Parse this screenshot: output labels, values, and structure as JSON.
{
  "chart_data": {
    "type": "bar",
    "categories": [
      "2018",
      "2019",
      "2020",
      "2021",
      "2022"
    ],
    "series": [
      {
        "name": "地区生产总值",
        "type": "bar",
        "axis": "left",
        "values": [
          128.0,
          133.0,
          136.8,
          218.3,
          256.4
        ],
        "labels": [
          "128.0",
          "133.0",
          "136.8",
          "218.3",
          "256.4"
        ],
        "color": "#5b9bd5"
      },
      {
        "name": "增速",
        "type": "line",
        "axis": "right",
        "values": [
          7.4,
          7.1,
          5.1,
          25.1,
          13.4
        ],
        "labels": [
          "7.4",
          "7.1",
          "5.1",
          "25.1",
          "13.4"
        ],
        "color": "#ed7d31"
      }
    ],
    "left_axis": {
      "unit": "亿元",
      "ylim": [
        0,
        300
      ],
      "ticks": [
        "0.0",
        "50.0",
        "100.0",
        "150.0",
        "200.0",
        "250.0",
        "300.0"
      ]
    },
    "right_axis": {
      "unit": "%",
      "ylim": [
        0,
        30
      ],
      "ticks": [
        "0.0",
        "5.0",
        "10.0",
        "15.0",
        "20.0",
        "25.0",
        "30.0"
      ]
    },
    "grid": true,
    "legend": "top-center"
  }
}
⁂
**STATED TASK**
Output the listing above word for word.

**EXERCISE OUTPUT**
Parse this screenshot: output labels, values, and structure as JSON.
{
  "chart_data": {
    "type": "bar",
    "categories": [
      "2018",
      "2019",
      "2020",
      "2021",
      "2022"
    ],
    "series": [
      {
        "name": "地区生产总值",
        "type": "bar",
        "axis": "left",
        "values": [
          128.0,
          133.0,
          136.8,
          218.3,
          256.4
        ],
        "labels": [
          "128.0",
          "133.0",
          "136.8",
          "218.3",
          "256.4"
        ],
        "color": "#5b9bd5"
      },
      {
        "name": "增速",
        "type": "line",
        "axis": "right",
        "values": [
          7.4,
          7.1,
          5.1,
          25.1,
          13.4
        ],
        "labels": [
          "7.4",
          "7.1",
          "5.1",
          "25.1",
          "13.4"
        ],
        "color": "#ed7d31"
      }
    ],
    "left_axis": {
      "unit": "亿元",
      "ylim": [
        0,
        300
      ],
      "ticks": [
        "0.0",
        "50.0",
        "100.0",
        "150.0",
        "200.0",
        "250.0",
        "300.0"
      ]
    },
    "right_axis": {
      "unit": "%",
      "ylim": [
        0,
        30
      ],
      "ticks": [
        "0.0",
        "5.0",
        "10.0",
        "15.0",
        "20.0",
        "25.0",
        "30.0"
      ]
    },
    "grid": true,
    "legend": "top-center"
  }
}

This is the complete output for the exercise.